> _PROBLEM TO SOLVE_: Pick out every line holding the string "color" and copy it.

(Stored data)
•••••

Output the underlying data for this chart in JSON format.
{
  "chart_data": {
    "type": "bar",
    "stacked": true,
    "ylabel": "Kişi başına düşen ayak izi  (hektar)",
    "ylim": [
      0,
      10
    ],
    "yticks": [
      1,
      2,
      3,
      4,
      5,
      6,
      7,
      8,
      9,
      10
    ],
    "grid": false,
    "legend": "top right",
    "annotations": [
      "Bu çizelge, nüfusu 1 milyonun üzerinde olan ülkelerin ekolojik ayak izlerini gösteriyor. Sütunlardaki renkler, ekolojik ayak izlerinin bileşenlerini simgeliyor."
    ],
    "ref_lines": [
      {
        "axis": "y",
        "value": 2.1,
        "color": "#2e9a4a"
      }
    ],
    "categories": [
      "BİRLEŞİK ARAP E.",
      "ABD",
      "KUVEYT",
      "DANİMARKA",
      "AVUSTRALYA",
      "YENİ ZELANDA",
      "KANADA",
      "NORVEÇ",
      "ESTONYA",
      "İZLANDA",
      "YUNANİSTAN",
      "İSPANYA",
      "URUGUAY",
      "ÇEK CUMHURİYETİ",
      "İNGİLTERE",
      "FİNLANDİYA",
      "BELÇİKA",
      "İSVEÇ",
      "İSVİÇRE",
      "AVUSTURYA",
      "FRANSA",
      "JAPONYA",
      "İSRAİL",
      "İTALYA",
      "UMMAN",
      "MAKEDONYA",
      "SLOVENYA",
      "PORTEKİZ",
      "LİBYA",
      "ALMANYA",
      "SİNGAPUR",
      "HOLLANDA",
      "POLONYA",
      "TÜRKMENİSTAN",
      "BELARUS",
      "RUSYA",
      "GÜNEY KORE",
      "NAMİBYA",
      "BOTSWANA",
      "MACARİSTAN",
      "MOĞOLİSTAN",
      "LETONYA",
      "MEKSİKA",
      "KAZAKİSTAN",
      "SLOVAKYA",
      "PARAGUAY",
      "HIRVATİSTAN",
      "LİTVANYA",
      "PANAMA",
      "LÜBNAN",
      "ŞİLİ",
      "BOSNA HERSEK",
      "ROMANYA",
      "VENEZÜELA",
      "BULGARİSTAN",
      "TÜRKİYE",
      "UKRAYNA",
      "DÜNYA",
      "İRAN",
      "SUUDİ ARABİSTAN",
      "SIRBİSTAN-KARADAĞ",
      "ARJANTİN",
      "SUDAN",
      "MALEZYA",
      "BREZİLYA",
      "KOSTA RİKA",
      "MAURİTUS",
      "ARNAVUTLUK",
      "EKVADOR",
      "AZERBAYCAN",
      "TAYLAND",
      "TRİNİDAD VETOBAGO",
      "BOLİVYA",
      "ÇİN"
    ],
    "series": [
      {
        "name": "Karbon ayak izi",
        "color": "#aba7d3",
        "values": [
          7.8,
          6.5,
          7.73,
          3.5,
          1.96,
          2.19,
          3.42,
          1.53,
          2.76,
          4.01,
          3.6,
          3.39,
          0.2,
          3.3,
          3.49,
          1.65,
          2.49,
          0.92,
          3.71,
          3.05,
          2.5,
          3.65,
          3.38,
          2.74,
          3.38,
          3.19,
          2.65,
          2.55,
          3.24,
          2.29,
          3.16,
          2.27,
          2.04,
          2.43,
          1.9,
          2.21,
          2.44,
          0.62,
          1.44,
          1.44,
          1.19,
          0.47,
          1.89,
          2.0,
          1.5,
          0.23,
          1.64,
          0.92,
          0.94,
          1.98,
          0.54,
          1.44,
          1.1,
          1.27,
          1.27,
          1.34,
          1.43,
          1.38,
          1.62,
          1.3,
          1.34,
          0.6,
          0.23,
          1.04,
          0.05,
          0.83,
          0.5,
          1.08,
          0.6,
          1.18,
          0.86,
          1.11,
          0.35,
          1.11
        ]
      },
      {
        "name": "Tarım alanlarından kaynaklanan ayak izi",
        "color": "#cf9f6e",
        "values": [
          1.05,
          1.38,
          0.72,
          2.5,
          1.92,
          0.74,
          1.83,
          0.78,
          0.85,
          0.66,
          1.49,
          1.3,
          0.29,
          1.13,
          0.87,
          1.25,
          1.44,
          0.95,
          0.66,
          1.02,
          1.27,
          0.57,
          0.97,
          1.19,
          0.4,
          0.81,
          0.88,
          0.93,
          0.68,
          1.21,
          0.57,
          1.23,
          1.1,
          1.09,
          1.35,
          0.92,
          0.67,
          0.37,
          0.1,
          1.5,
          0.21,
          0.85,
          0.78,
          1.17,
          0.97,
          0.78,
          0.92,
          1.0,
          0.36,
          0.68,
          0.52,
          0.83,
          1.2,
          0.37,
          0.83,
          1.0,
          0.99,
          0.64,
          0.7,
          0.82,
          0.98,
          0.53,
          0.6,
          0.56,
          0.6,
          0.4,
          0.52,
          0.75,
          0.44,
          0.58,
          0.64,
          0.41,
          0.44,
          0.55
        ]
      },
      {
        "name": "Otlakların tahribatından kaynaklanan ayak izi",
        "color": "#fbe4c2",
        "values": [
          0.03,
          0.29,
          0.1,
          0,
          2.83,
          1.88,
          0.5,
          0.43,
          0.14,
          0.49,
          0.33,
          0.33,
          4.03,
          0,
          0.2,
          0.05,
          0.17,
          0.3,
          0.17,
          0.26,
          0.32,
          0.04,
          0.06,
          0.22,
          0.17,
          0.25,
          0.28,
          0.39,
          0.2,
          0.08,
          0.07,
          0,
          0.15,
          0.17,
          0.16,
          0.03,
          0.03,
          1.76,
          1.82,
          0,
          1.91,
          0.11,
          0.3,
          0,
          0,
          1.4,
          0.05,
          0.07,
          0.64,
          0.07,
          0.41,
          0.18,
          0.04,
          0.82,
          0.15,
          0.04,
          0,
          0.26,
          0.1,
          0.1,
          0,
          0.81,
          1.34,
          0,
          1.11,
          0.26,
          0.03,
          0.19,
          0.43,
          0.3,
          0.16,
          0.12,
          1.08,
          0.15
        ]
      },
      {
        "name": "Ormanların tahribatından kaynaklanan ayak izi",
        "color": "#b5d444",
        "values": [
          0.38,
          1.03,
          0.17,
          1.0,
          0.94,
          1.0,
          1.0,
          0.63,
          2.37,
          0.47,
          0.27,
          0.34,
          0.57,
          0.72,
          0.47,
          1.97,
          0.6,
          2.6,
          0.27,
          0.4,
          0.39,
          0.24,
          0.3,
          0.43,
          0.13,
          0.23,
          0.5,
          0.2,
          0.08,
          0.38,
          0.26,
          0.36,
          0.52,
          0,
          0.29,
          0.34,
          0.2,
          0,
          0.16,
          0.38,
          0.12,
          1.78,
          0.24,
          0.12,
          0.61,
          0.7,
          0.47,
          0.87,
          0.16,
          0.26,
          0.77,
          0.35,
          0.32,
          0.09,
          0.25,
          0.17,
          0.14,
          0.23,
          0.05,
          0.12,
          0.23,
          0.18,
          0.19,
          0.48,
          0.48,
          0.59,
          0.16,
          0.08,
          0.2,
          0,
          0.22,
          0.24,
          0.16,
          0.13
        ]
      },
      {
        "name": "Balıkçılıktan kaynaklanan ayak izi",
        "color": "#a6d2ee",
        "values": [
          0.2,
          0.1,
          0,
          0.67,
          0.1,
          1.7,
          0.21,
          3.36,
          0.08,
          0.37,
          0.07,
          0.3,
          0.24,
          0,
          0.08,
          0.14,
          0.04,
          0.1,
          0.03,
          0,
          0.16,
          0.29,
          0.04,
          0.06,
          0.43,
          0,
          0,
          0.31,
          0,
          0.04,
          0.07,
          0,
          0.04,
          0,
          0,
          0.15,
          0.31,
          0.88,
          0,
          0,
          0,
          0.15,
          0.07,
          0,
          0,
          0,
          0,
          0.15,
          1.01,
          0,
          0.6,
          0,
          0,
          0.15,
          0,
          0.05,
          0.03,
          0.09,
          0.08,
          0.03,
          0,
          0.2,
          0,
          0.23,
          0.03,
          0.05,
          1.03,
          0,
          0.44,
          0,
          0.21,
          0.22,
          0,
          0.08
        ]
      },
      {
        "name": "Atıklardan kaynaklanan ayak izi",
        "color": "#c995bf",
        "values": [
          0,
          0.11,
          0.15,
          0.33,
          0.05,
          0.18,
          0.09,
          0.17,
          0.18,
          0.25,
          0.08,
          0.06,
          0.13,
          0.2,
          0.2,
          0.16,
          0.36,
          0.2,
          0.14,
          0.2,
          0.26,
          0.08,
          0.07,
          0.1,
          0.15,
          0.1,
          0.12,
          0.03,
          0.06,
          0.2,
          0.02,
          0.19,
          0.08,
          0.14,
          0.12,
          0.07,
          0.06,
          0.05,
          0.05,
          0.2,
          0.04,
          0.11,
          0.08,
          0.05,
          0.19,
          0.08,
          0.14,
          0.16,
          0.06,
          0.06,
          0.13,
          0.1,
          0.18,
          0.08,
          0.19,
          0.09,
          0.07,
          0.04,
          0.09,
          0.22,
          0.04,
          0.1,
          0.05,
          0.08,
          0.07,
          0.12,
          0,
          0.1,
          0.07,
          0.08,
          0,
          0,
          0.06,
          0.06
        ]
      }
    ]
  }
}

•••••

> _TASK OUTPUT_:
        "color": "#2e9a4a"
        "color": "#aba7d3",
        "color": "#cf9f6e",
        "color": "#fbe4c2",
        "color": "#b5d444",
        "color": "#a6d2ee",
        "color": "#c995bf",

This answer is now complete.